### Page
>> Begin
A potential conflict exists between public good and property rights in intellectual productions. Specifically, property rights can conflict with the freedom of expression guaranteed by the First Amendment to the United States Constitution. For example, the description or abstract of a document may approach the document described. It the document is factual, this gives property in facts, which would be a restraint on freedom of speech (Wilson, 1990).
The Feist judgement, concerned with intellectual property in telephone directories, acknowledges and reverses the labour theory of copyright:
Article I, § 8, cl. 8, of the Constitution mandates originality as a prerequisite for copyright protection. The constitutional requirement necessitates independent creation plus a modicum of creativity.
>> End
### Tasks to perform
1. Using the passage on intellectual property and free expression, decide whether each statement agrees with it: (a) property rights can clash with freedom of expression under the First Amendment; (b) the Feist judgement dealt with intellectual property in patent filings; (c) the constitutional requirement for copyright is satisfied by independent creation alone. Give yes or no for each, quoting the words of the passage that decide it.
2. Resume the passage on intellectual property and free expression, picking up right after its final sentence.

### Dataset rows
>> Begin
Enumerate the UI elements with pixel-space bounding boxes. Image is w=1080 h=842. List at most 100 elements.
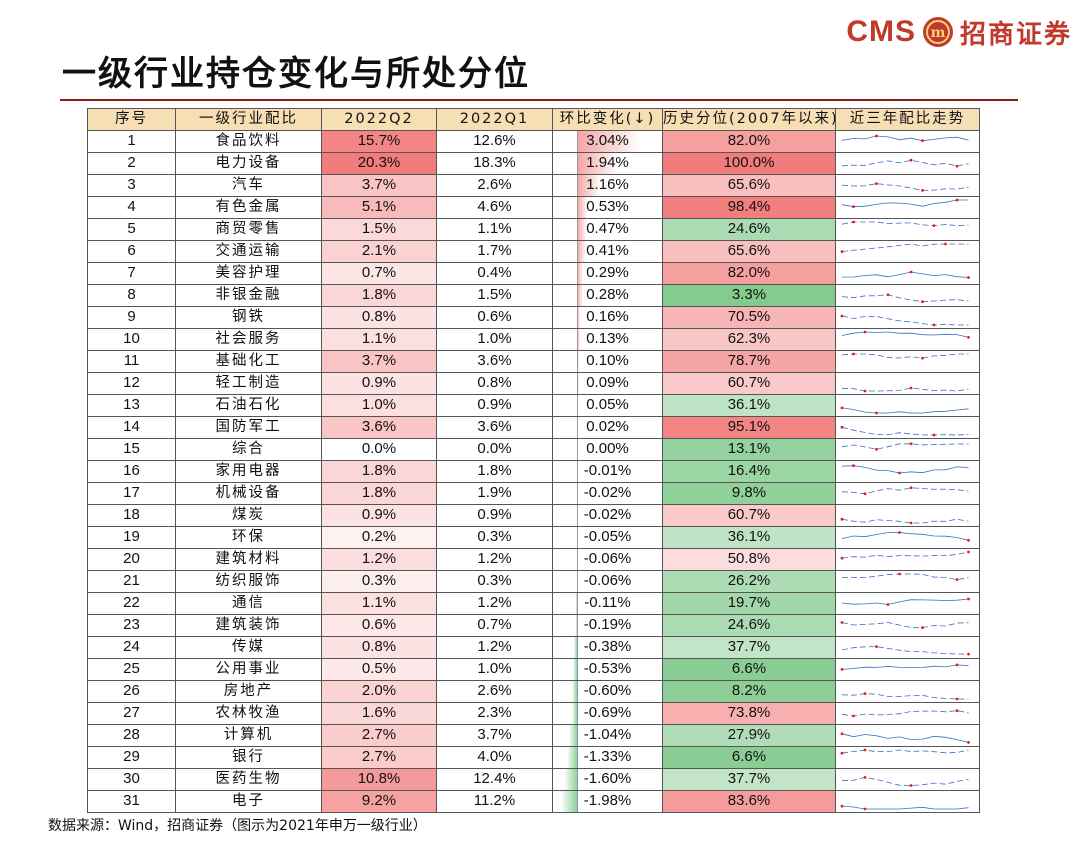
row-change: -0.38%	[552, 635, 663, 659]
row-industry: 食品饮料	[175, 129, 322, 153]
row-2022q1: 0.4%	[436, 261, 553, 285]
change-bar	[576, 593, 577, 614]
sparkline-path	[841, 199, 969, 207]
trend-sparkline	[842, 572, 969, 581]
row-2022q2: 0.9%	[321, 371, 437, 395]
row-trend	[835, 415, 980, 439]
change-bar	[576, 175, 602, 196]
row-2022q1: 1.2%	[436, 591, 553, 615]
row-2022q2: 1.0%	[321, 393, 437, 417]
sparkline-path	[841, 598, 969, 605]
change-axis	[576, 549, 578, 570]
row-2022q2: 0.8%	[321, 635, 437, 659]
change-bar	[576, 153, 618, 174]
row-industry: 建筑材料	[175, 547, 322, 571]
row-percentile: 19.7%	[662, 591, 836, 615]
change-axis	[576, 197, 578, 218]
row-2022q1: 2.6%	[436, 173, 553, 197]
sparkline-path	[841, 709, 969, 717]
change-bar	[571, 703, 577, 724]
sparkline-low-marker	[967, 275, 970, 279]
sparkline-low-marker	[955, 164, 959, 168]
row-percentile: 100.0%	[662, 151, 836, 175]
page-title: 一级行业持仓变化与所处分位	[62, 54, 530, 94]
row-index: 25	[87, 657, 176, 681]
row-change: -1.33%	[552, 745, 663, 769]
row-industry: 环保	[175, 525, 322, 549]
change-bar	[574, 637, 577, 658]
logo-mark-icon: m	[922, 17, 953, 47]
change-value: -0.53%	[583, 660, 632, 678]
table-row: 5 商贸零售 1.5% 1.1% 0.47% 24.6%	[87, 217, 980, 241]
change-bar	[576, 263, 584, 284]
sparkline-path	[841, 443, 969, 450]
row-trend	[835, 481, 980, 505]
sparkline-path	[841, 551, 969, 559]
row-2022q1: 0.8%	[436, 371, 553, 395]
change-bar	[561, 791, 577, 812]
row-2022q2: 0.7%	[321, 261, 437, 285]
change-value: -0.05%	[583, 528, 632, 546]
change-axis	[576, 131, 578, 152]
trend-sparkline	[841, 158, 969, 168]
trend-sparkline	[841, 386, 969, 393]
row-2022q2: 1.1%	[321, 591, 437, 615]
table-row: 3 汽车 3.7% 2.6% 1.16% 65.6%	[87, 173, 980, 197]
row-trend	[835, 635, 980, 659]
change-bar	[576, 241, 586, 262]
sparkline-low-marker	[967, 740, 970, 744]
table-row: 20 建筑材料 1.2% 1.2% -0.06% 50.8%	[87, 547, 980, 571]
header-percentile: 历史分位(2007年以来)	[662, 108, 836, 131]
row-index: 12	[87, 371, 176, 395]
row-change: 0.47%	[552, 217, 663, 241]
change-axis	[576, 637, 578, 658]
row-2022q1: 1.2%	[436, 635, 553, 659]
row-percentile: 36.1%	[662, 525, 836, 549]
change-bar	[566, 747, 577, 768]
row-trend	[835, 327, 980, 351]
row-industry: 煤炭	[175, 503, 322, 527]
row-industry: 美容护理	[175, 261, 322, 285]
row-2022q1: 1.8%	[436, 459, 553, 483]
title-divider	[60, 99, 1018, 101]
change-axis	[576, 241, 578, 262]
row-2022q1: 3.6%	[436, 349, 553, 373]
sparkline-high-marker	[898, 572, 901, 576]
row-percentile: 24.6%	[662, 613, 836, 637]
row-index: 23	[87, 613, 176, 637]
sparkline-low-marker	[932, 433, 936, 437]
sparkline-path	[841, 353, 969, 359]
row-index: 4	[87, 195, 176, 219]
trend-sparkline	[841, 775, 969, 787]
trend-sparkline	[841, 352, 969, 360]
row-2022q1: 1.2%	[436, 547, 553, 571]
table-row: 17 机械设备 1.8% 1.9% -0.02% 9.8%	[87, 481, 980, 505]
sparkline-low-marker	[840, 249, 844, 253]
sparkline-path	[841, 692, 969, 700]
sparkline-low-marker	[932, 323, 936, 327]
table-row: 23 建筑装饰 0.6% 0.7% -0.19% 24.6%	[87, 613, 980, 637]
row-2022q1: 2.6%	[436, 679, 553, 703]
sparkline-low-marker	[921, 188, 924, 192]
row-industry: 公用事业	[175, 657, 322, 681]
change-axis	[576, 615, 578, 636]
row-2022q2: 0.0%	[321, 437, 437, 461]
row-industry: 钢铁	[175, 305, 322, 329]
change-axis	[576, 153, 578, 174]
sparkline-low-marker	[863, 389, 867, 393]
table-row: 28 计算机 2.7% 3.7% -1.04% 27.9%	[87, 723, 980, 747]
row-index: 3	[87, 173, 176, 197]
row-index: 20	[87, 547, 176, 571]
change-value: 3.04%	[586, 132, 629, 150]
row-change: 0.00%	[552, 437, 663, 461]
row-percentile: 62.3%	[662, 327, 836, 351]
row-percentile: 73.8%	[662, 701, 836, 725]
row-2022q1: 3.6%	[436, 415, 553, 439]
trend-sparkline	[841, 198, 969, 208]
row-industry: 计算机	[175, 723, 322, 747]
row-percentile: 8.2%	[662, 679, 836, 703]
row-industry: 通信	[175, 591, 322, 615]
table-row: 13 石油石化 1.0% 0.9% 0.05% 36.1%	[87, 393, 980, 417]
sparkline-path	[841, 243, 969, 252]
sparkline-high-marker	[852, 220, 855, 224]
>> End
>> Begin
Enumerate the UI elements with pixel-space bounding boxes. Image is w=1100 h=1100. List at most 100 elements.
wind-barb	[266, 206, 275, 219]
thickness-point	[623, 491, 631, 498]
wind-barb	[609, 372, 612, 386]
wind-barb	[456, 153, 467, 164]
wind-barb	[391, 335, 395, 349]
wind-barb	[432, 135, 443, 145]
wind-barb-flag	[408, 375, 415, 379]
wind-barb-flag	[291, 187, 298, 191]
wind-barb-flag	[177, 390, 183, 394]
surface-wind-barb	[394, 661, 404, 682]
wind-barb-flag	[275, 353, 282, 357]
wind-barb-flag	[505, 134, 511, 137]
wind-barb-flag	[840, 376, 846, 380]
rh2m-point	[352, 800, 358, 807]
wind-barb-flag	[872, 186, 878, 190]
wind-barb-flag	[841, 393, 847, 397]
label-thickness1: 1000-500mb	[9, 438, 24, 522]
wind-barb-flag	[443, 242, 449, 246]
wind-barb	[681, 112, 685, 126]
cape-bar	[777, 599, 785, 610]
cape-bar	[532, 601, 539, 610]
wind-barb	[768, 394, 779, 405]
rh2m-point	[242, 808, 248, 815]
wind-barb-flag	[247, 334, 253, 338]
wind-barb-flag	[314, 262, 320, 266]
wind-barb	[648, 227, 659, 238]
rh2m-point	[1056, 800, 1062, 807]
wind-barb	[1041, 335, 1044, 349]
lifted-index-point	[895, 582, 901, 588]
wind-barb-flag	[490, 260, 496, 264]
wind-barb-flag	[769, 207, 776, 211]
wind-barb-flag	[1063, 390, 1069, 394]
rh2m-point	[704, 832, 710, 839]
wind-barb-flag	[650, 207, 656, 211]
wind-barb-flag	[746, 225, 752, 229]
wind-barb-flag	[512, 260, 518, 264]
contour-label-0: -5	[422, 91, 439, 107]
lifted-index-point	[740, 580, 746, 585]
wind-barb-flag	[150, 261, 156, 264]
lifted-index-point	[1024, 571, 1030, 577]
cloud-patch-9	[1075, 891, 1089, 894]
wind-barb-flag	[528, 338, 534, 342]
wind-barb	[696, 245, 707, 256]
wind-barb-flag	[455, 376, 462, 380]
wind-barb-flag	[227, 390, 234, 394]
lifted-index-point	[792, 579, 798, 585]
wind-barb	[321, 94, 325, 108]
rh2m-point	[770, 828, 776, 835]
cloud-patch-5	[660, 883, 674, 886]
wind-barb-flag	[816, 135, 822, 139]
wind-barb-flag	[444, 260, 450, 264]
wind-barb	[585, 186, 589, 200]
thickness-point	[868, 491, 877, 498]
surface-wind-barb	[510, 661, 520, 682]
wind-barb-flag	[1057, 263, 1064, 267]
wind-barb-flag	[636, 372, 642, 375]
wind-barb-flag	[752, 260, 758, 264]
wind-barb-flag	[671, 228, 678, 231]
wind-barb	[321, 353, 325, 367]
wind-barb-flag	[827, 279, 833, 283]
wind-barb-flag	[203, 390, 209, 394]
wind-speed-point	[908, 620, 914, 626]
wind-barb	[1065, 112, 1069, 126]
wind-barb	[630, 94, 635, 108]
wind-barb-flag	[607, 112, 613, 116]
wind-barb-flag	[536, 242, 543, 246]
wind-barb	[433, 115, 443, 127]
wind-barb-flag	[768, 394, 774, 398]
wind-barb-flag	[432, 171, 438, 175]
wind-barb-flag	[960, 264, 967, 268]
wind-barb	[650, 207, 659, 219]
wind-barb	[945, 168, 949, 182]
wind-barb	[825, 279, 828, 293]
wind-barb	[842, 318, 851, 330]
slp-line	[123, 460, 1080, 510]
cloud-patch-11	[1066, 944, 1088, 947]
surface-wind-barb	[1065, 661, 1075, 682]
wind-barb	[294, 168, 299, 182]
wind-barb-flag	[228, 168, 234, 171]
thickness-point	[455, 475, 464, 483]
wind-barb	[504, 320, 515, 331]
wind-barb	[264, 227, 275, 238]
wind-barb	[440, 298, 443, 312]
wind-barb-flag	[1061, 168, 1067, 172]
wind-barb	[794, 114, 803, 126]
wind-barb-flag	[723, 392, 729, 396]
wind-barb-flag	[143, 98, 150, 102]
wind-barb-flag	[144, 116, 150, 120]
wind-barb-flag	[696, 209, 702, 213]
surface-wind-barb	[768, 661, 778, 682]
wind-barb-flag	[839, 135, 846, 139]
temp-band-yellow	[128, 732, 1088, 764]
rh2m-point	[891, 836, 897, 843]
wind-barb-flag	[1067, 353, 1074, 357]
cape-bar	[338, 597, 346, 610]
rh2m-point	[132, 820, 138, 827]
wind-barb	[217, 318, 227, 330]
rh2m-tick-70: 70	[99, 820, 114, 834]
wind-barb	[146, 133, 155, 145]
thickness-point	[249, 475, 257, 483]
>> End
>> Begin
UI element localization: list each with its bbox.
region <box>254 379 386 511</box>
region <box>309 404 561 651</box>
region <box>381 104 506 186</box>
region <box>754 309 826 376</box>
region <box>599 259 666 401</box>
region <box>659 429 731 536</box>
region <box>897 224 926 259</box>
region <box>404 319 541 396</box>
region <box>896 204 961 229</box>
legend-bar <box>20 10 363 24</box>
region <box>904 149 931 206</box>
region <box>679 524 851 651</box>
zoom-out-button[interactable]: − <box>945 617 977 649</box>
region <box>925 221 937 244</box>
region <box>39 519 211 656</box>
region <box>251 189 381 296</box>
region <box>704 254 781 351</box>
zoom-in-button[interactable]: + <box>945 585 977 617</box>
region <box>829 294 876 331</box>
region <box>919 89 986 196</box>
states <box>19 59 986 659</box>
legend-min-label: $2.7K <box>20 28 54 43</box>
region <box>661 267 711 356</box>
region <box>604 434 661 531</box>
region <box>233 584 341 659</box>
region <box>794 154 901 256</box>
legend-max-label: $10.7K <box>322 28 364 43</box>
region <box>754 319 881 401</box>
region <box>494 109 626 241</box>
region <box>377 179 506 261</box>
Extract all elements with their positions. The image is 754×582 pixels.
>> End
### Exercise results
1.
(a) Yes: "property rights can conflict with the freedom of expression guaranteed by the First Amendment to the United States Constitution"
(b) No: "concerned with intellectual property in telephone directories"
(c) No: "necessitates independent creation plus a modicum of creativity"

2.
The Copyright Act of 1976 and its predecessor, the Copyright Act of 1909, leave no doubt that originality is the touchstone of copyright protection in directories and other fact-based works. The 1976 Act explains that copyright extends to 'original works of authorship,' 17 U.S.C. § 102(a), and that there can be no copyright in facts, § 102(b). A compilation is not copyrightable per se, but is copyrightable only if its facts have been 'selected, coordinated, or arranged in such a way that the resulting work as a whole constitutes an original work of authorship.' § 101 (emphasis added). Thus, the statute envisions that some ways of selecting, coordinating, and arranging data are not sufficiently original to trigger copyright protection. Even a compilation that is copyrightable receives only limited protection, for the copyright does not extend to facts contained in the compilation. § 103(b). Lower courts that adopted a 'sweat of the brow' or 'industrious collection' test -- which extended a compilation's copyright protection beyond selection and arrangement to the facts themselves -- misconstrued the 1909 Act and eschewed the fundamental axiom of copyright law that no one may copyright facts or ideas.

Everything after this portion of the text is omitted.